Give the data a second time, exactly and in full.

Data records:
* * * *
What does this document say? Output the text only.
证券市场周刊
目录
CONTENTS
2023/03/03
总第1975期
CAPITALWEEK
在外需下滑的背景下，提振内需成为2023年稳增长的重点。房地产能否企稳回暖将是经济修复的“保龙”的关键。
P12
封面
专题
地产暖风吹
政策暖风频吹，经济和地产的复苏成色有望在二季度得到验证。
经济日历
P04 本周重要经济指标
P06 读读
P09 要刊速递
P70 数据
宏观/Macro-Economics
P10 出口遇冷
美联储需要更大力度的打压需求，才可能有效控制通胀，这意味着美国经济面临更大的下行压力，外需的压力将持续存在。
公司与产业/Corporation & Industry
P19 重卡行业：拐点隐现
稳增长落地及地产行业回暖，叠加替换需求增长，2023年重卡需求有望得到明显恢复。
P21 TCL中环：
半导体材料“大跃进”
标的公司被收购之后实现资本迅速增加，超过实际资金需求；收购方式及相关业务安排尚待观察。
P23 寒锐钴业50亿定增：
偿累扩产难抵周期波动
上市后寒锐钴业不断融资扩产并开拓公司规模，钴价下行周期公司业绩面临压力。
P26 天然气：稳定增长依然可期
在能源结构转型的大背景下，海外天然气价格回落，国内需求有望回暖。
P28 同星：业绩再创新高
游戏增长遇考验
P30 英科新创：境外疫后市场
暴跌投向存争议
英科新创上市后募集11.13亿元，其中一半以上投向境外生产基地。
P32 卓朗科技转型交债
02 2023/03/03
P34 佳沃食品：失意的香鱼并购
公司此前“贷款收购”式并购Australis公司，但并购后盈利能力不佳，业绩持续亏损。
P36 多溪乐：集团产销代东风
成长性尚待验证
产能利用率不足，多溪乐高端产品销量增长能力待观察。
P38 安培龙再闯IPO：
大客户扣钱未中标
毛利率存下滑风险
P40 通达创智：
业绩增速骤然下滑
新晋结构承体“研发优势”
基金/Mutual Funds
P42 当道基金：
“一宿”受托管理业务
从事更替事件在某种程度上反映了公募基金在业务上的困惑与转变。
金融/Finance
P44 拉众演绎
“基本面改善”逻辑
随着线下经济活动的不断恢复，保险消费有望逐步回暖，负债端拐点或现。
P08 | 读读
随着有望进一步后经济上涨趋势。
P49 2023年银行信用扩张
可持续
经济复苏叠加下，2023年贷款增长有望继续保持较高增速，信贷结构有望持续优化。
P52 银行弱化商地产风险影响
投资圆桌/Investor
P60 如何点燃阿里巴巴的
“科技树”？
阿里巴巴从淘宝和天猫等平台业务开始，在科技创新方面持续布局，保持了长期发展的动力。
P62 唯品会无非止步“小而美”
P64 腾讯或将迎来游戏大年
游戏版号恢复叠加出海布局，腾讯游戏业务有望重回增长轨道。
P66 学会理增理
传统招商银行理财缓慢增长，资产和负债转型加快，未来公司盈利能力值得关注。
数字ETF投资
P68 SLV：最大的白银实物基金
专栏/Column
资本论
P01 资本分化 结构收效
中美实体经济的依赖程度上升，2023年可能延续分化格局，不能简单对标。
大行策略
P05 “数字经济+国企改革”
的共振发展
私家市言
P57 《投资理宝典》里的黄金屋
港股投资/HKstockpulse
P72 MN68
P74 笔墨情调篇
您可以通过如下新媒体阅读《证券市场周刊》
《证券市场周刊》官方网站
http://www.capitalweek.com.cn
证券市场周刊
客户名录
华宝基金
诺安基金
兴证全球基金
* * * *
• RESULT FOR THIS EXERCISE
What does this document say? Output the text only.
证券市场周刊
目录
CONTENTS
2023/03/03
总第1975期
CAPITALWEEK
在外需下滑的背景下，提振内需成为2023年稳增长的重点。房地产能否企稳回暖将是经济修复的“保龙”的关键。
P12
封面
专题
地产暖风吹
政策暖风频吹，经济和地产的复苏成色有望在二季度得到验证。
经济日历
P04 本周重要经济指标
P06 读读
P09 要刊速递
P70 数据
宏观/Macro-Economics
P10 出口遇冷
美联储需要更大力度的打压需求，才可能有效控制通胀，这意味着美国经济面临更大的下行压力，外需的压力将持续存在。
公司与产业/Corporation & Industry
P19 重卡行业：拐点隐现
稳增长落地及地产行业回暖，叠加替换需求增长，2023年重卡需求有望得到明显恢复。
P21 TCL中环：
半导体材料“大跃进”
标的公司被收购之后实现资本迅速增加，超过实际资金需求；收购方式及相关业务安排尚待观察。
P23 寒锐钴业50亿定增：
偿累扩产难抵周期波动
上市后寒锐钴业不断融资扩产并开拓公司规模，钴价下行周期公司业绩面临压力。
P26 天然气：稳定增长依然可期
在能源结构转型的大背景下，海外天然气价格回落，国内需求有望回暖。
P28 同星：业绩再创新高
游戏增长遇考验
P30 英科新创：境外疫后市场
暴跌投向存争议
英科新创上市后募集11.13亿元，其中一半以上投向境外生产基地。
P32 卓朗科技转型交债
02 2023/03/03
P34 佳沃食品：失意的香鱼并购
公司此前“贷款收购”式并购Australis公司，但并购后盈利能力不佳，业绩持续亏损。
P36 多溪乐：集团产销代东风
成长性尚待验证
产能利用率不足，多溪乐高端产品销量增长能力待观察。
P38 安培龙再闯IPO：
大客户扣钱未中标
毛利率存下滑风险
P40 通达创智：
业绩增速骤然下滑
新晋结构承体“研发优势”
基金/Mutual Funds
P42 当道基金：
“一宿”受托管理业务
从事更替事件在某种程度上反映了公募基金在业务上的困惑与转变。
金融/Finance
P44 拉众演绎
“基本面改善”逻辑
随着线下经济活动的不断恢复，保险消费有望逐步回暖，负债端拐点或现。
P08 | 读读
随着有望进一步后经济上涨趋势。
P49 2023年银行信用扩张
可持续
经济复苏叠加下，2023年贷款增长有望继续保持较高增速，信贷结构有望持续优化。
P52 银行弱化商地产风险影响
投资圆桌/Investor
P60 如何点燃阿里巴巴的
“科技树”？
阿里巴巴从淘宝和天猫等平台业务开始，在科技创新方面持续布局，保持了长期发展的动力。
P62 唯品会无非止步“小而美”
P64 腾讯或将迎来游戏大年
游戏版号恢复叠加出海布局，腾讯游戏业务有望重回增长轨道。
P66 学会理增理
传统招商银行理财缓慢增长，资产和负债转型加快，未来公司盈利能力值得关注。
数字ETF投资
P68 SLV：最大的白银实物基金
专栏/Column
资本论
P01 资本分化 结构收效
中美实体经济的依赖程度上升，2023年可能延续分化格局，不能简单对标。
大行策略
P05 “数字经济+国企改革”
的共振发展
私家市言
P57 《投资理宝典》里的黄金屋
港股投资/HKstockpulse
P72 MN68
P74 笔墨情调篇
您可以通过如下新媒体阅读《证券市场周刊》
《证券市场周刊》官方网站
http://www.capitalweek.com.cn
证券市场周刊
客户名录
华宝基金
诺安基金
兴证全球基金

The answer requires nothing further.